[GOAL OF THE EXERCISE] Output the full material exactly as it appears here.

# # # # # # #

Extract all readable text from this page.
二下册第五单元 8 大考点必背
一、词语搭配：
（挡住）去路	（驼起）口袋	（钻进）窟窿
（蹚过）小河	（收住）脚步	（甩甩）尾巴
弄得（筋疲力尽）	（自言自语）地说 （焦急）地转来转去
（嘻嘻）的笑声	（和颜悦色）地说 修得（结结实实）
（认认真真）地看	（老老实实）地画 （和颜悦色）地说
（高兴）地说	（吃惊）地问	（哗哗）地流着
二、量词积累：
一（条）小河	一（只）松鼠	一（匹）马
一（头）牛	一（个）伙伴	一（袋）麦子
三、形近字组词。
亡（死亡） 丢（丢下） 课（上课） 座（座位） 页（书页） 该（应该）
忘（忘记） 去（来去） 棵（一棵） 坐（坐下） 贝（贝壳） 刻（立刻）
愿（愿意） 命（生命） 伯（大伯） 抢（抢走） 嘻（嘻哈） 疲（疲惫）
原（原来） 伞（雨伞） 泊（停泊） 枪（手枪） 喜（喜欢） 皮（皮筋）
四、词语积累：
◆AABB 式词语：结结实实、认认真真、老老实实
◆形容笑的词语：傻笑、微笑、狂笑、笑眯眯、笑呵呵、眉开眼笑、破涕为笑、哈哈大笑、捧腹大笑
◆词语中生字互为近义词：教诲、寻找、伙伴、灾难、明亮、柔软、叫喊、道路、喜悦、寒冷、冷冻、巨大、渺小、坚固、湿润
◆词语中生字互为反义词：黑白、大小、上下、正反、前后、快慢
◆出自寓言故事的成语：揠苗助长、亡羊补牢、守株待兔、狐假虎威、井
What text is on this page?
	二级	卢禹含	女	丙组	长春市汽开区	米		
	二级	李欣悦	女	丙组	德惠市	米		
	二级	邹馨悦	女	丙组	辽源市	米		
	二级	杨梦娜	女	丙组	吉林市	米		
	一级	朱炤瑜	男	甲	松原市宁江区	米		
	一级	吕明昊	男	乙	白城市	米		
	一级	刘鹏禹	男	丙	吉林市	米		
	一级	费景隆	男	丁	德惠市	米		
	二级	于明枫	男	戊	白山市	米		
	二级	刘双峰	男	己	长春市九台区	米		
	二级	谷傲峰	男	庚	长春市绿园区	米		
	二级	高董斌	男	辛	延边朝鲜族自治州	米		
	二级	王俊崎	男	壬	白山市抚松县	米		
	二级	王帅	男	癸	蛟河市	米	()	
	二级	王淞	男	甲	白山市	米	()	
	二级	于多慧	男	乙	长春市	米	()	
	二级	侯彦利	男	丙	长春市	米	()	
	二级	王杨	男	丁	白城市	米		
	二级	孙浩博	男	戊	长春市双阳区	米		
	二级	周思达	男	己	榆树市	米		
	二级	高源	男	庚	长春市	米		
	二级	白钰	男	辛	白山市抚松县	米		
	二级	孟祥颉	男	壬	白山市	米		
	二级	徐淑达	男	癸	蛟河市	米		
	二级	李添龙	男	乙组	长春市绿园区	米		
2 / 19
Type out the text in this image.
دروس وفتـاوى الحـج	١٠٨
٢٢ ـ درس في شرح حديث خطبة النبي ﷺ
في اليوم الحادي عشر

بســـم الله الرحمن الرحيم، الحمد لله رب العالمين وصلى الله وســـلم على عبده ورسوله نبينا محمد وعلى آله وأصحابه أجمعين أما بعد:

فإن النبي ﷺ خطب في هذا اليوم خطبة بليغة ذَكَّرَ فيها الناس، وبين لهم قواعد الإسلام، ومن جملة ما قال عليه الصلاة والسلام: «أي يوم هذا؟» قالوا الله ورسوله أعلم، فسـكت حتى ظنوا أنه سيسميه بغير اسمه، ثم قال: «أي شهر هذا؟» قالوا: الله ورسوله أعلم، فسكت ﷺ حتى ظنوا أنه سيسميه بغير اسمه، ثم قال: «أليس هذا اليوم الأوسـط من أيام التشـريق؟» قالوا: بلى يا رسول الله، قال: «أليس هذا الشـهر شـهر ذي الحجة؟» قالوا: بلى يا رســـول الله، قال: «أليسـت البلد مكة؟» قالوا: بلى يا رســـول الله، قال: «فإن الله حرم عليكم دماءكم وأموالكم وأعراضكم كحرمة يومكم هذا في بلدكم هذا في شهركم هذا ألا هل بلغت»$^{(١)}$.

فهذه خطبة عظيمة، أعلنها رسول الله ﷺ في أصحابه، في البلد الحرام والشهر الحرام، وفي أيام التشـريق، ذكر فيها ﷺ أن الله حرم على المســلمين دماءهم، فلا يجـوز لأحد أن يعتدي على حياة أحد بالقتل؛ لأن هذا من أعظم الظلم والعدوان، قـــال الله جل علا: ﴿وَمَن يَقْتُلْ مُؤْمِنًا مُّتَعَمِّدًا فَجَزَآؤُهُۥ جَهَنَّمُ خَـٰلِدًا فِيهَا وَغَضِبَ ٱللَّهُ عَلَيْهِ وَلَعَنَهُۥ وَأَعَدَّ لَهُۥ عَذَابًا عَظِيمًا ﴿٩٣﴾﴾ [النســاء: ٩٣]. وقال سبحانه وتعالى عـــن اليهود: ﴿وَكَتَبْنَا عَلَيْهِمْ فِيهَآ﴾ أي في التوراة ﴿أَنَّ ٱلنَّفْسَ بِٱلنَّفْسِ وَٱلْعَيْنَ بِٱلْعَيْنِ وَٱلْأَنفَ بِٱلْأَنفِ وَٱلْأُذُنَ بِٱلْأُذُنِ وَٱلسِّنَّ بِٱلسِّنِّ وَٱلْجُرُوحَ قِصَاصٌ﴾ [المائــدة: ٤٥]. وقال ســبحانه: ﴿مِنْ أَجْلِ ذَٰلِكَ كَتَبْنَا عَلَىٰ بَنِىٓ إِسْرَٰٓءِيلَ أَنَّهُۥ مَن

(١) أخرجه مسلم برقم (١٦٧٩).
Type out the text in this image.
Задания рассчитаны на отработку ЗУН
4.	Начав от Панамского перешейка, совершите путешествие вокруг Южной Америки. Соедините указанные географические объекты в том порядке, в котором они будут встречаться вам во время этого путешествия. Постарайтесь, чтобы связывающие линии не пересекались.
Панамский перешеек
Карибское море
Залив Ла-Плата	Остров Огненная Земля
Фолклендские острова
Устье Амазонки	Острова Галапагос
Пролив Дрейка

# # # # # # #

[OUTPUT FOR THIS EXERCISE]
Extract all readable text from this page.
二下册第五单元 8 大考点必背
一、词语搭配：
（挡住）去路	（驼起）口袋	（钻进）窟窿
（蹚过）小河	（收住）脚步	（甩甩）尾巴
弄得（筋疲力尽）	（自言自语）地说 （焦急）地转来转去
（嘻嘻）的笑声	（和颜悦色）地说 修得（结结实实）
（认认真真）地看	（老老实实）地画 （和颜悦色）地说
（高兴）地说	（吃惊）地问	（哗哗）地流着
二、量词积累：
一（条）小河	一（只）松鼠	一（匹）马
一（头）牛	一（个）伙伴	一（袋）麦子
三、形近字组词。
亡（死亡） 丢（丢下） 课（上课） 座（座位） 页（书页） 该（应该）
忘（忘记） 去（来去） 棵（一棵） 坐（坐下） 贝（贝壳） 刻（立刻）
愿（愿意） 命（生命） 伯（大伯） 抢（抢走） 嘻（嘻哈） 疲（疲惫）
原（原来） 伞（雨伞） 泊（停泊） 枪（手枪） 喜（喜欢） 皮（皮筋）
四、词语积累：
◆AABB 式词语：结结实实、认认真真、老老实实
◆形容笑的词语：傻笑、微笑、狂笑、笑眯眯、笑呵呵、眉开眼笑、破涕为笑、哈哈大笑、捧腹大笑
◆词语中生字互为近义词：教诲、寻找、伙伴、灾难、明亮、柔软、叫喊、道路、喜悦、寒冷、冷冻、巨大、渺小、坚固、湿润
◆词语中生字互为反义词：黑白、大小、上下、正反、前后、快慢
◆出自寓言故事的成语：揠苗助长、亡羊补牢、守株待兔、狐假虎威、井
What text is on this page?
	二级	卢禹含	女	丙组	长春市汽开区	米		
	二级	李欣悦	女	丙组	德惠市	米		
	二级	邹馨悦	女	丙组	辽源市	米		
	二级	杨梦娜	女	丙组	吉林市	米		
	一级	朱炤瑜	男	甲	松原市宁江区	米		
	一级	吕明昊	男	乙	白城市	米		
	一级	刘鹏禹	男	丙	吉林市	米		
	一级	费景隆	男	丁	德惠市	米		
	二级	于明枫	男	戊	白山市	米		
	二级	刘双峰	男	己	长春市九台区	米		
	二级	谷傲峰	男	庚	长春市绿园区	米		
	二级	高董斌	男	辛	延边朝鲜族自治州	米		
	二级	王俊崎	男	壬	白山市抚松县	米		
	二级	王帅	男	癸	蛟河市	米	()	
	二级	王淞	男	甲	白山市	米	()	
	二级	于多慧	男	乙	长春市	米	()	
	二级	侯彦利	男	丙	长春市	米	()	
	二级	王杨	男	丁	白城市	米		
	二级	孙浩博	男	戊	长春市双阳区	米		
	二级	周思达	男	己	榆树市	米		
	二级	高源	男	庚	长春市	米		
	二级	白钰	男	辛	白山市抚松县	米		
	二级	孟祥颉	男	壬	白山市	米		
	二级	徐淑达	男	癸	蛟河市	米		
	二级	李添龙	男	乙组	长春市绿园区	米		
2 / 19
Type out the text in this image.
دروس وفتـاوى الحـج	١٠٨
٢٢ ـ درس في شرح حديث خطبة النبي ﷺ
في اليوم الحادي عشر

بســـم الله الرحمن الرحيم، الحمد لله رب العالمين وصلى الله وســـلم على عبده ورسوله نبينا محمد وعلى آله وأصحابه أجمعين أما بعد:

فإن النبي ﷺ خطب في هذا اليوم خطبة بليغة ذَكَّرَ فيها الناس، وبين لهم قواعد الإسلام، ومن جملة ما قال عليه الصلاة والسلام: «أي يوم هذا؟» قالوا الله ورسوله أعلم، فسـكت حتى ظنوا أنه سيسميه بغير اسمه، ثم قال: «أي شهر هذا؟» قالوا: الله ورسوله أعلم، فسكت ﷺ حتى ظنوا أنه سيسميه بغير اسمه، ثم قال: «أليس هذا اليوم الأوسـط من أيام التشـريق؟» قالوا: بلى يا رسول الله، قال: «أليس هذا الشـهر شـهر ذي الحجة؟» قالوا: بلى يا رســـول الله، قال: «أليسـت البلد مكة؟» قالوا: بلى يا رســـول الله، قال: «فإن الله حرم عليكم دماءكم وأموالكم وأعراضكم كحرمة يومكم هذا في بلدكم هذا في شهركم هذا ألا هل بلغت»$^{(١)}$.

فهذه خطبة عظيمة، أعلنها رسول الله ﷺ في أصحابه، في البلد الحرام والشهر الحرام، وفي أيام التشـريق، ذكر فيها ﷺ أن الله حرم على المســلمين دماءهم، فلا يجـوز لأحد أن يعتدي على حياة أحد بالقتل؛ لأن هذا من أعظم الظلم والعدوان، قـــال الله جل علا: ﴿وَمَن يَقْتُلْ مُؤْمِنًا مُّتَعَمِّدًا فَجَزَآؤُهُۥ جَهَنَّمُ خَـٰلِدًا فِيهَا وَغَضِبَ ٱللَّهُ عَلَيْهِ وَلَعَنَهُۥ وَأَعَدَّ لَهُۥ عَذَابًا عَظِيمًا ﴿٩٣﴾﴾ [النســاء: ٩٣]. وقال سبحانه وتعالى عـــن اليهود: ﴿وَكَتَبْنَا عَلَيْهِمْ فِيهَآ﴾ أي في التوراة ﴿أَنَّ ٱلنَّفْسَ بِٱلنَّفْسِ وَٱلْعَيْنَ بِٱلْعَيْنِ وَٱلْأَنفَ بِٱلْأَنفِ وَٱلْأُذُنَ بِٱلْأُذُنِ وَٱلسِّنَّ بِٱلسِّنِّ وَٱلْجُرُوحَ قِصَاصٌ﴾ [المائــدة: ٤٥]. وقال ســبحانه: ﴿مِنْ أَجْلِ ذَٰلِكَ كَتَبْنَا عَلَىٰ بَنِىٓ إِسْرَٰٓءِيلَ أَنَّهُۥ مَن

(١) أخرجه مسلم برقم (١٦٧٩).
Type out the text in this image.
Задания рассчитаны на отработку ЗУН
4.	Начав от Панамского перешейка, совершите путешествие вокруг Южной Америки. Соедините указанные географические объекты в том порядке, в котором они будут встречаться вам во время этого путешествия. Постарайтесь, чтобы связывающие линии не пересекались.
Панамский перешеек
Карибское море
Залив Ла-Плата	Остров Огненная Земля
Фолклендские острова
Устье Амазонки	Острова Галапагос
Пролив Дрейка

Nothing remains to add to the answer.